▸ **STATED TASK**: Determine how many lines of the entries contain "alaikäiselle". Reply with that number alone.

▸ **DATA SHOWN**:
......
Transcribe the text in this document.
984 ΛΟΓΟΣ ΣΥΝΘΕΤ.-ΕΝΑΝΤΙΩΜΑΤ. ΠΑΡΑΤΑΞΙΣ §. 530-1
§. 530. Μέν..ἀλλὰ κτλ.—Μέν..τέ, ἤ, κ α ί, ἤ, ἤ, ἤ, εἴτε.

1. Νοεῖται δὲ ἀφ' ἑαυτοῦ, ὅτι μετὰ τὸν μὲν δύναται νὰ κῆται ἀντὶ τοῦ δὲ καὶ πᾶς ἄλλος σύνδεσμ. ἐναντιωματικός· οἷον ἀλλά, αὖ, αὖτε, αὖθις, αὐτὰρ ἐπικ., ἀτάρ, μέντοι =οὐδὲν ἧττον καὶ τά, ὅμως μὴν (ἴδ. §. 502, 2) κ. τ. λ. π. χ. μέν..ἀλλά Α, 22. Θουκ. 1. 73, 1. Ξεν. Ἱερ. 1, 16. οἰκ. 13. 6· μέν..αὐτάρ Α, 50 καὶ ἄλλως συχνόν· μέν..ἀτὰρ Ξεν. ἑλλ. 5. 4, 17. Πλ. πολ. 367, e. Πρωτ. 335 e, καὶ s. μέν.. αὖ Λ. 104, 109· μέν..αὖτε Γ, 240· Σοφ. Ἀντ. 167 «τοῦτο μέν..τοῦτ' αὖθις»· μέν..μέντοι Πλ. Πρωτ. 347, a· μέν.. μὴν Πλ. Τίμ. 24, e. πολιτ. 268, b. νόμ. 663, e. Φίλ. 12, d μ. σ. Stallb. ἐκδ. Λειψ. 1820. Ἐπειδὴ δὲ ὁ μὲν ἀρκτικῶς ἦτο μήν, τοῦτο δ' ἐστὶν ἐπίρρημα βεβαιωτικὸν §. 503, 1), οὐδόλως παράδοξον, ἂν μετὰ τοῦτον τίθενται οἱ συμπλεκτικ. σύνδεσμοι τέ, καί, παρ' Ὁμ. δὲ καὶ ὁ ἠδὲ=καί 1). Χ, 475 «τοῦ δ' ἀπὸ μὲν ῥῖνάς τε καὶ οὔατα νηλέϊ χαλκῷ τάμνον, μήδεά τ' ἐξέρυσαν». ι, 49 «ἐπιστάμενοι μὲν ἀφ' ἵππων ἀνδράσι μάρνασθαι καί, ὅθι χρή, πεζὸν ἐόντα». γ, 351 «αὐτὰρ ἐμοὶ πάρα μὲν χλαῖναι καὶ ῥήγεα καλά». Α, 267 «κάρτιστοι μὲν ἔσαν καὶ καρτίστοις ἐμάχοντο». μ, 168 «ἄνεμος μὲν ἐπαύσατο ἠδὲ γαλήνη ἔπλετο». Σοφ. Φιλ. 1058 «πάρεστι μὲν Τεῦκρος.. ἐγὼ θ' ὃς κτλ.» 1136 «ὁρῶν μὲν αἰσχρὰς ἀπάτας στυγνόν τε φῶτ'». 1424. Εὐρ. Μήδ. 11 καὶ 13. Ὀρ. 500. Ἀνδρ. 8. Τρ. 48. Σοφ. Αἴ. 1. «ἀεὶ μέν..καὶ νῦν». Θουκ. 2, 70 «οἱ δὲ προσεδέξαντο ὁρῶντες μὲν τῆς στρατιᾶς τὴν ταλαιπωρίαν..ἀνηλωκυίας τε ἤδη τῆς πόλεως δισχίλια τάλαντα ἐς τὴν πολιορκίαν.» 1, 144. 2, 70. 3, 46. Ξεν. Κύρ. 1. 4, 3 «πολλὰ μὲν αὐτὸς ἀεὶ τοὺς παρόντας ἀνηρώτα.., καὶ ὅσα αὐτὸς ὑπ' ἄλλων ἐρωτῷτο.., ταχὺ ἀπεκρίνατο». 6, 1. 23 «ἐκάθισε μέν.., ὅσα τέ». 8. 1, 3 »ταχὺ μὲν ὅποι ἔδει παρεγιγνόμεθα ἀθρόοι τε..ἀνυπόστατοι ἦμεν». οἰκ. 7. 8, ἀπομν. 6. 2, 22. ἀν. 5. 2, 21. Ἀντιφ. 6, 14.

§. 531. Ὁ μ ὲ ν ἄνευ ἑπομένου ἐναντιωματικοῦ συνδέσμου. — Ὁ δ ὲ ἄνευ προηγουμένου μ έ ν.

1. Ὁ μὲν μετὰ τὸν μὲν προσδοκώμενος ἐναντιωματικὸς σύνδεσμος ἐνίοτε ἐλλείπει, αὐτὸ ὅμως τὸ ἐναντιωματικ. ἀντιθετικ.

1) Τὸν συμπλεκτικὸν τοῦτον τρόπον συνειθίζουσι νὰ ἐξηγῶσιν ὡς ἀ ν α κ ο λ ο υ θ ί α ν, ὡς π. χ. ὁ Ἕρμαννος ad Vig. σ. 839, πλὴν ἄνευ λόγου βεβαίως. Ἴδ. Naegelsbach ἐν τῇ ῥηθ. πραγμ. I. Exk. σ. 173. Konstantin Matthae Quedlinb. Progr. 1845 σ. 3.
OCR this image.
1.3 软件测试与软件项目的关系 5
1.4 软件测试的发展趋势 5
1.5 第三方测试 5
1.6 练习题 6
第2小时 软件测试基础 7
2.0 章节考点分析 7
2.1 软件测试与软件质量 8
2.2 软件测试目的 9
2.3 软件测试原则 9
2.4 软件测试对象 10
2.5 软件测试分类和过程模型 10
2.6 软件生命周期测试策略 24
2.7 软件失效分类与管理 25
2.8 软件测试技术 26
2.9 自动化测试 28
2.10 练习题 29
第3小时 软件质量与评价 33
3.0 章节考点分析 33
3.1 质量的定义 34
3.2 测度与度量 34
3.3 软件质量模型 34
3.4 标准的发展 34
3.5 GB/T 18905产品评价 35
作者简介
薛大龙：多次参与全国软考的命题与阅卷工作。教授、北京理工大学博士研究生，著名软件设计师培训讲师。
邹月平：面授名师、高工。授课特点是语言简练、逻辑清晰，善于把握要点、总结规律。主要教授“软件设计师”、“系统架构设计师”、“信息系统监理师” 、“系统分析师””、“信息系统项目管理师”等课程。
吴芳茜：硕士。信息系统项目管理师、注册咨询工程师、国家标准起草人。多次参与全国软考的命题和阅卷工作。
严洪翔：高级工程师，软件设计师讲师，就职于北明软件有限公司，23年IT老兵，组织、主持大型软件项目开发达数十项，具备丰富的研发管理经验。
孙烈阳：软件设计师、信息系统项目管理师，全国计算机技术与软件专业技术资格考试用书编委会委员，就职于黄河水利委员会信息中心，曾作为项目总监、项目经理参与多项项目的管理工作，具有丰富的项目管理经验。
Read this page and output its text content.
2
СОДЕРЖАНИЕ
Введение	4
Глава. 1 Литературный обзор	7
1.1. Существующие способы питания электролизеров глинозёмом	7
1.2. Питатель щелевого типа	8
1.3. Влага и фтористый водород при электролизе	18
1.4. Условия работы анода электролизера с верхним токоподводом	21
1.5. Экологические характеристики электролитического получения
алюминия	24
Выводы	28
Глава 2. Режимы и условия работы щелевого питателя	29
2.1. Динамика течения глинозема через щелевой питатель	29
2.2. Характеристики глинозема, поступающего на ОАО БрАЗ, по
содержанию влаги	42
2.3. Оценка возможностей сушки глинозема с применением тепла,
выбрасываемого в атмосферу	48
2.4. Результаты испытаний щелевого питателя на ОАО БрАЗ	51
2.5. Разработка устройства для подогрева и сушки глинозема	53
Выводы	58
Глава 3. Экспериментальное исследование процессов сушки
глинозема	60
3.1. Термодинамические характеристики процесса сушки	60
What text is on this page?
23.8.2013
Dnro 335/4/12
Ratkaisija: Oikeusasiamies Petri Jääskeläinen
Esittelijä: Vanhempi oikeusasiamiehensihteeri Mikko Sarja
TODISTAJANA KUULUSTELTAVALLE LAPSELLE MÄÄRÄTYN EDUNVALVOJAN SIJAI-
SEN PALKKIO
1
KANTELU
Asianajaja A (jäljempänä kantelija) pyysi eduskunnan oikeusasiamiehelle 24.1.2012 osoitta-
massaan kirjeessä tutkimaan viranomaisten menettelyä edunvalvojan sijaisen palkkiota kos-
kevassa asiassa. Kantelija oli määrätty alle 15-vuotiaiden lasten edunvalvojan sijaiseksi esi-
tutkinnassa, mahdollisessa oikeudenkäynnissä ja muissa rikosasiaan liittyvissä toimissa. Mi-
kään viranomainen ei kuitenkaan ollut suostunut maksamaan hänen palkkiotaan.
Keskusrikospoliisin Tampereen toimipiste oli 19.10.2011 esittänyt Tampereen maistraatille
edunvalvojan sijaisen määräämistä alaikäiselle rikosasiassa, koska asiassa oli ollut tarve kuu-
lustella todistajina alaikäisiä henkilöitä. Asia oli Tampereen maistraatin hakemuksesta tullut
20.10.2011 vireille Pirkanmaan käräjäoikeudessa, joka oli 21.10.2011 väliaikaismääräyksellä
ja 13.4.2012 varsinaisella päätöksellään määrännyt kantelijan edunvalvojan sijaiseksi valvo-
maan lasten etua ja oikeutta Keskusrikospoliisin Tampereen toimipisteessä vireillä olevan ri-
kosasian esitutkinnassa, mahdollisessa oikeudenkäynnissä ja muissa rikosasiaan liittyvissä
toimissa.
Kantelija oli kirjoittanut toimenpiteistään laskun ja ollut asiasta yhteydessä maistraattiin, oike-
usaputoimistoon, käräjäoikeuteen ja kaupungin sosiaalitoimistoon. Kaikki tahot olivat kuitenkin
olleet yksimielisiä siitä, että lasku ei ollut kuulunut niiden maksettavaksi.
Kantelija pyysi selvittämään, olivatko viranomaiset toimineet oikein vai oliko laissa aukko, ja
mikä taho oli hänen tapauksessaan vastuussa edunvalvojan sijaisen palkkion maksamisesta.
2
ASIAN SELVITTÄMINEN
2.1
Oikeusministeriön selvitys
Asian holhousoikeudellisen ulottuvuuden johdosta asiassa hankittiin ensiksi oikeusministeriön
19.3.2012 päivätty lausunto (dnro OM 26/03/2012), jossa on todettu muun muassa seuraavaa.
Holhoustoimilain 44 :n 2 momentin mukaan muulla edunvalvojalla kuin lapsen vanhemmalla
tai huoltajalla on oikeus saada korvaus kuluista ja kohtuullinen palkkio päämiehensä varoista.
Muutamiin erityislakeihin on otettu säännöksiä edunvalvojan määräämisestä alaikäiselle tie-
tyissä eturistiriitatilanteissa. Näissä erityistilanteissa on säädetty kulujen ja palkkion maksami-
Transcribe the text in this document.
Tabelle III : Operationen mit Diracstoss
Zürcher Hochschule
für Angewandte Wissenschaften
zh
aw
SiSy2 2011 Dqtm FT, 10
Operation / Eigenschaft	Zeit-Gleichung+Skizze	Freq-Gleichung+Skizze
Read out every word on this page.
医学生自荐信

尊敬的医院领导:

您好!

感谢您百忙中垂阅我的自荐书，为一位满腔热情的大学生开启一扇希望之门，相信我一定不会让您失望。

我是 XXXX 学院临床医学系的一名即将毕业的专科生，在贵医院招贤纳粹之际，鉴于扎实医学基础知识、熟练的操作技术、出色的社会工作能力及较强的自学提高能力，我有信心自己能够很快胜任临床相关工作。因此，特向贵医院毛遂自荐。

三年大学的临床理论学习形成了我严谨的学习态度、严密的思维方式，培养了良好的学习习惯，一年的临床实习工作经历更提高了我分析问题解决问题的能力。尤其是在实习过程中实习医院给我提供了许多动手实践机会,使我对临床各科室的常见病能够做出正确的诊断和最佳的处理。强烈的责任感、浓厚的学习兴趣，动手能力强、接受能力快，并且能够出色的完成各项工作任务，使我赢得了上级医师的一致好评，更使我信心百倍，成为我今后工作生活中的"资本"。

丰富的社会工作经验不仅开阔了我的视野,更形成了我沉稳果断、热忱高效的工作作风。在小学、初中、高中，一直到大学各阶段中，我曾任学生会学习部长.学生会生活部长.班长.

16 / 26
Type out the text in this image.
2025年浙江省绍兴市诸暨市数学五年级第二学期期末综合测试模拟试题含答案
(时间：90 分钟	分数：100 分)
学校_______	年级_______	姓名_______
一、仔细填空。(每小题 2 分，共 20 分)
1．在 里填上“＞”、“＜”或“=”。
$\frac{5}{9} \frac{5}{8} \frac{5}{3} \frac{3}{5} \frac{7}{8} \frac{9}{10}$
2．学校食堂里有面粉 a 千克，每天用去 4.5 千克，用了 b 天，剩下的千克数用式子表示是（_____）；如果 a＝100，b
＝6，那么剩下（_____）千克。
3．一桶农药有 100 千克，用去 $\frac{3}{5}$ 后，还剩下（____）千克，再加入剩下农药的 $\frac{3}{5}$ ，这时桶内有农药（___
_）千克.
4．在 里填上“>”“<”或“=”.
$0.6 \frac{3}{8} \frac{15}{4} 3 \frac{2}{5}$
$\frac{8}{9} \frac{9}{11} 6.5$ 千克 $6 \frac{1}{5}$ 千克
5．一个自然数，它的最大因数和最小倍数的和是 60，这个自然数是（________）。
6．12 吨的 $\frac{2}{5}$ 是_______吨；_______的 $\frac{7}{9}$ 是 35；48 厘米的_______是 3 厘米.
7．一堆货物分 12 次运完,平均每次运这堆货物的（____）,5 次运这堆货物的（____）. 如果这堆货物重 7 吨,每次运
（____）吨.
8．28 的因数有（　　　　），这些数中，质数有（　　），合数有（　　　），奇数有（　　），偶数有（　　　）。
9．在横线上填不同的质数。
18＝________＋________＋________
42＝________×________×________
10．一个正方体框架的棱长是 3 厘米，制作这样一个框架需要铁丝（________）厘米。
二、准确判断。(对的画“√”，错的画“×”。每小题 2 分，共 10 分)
......
▸ **RESPONSE BELOW**: 2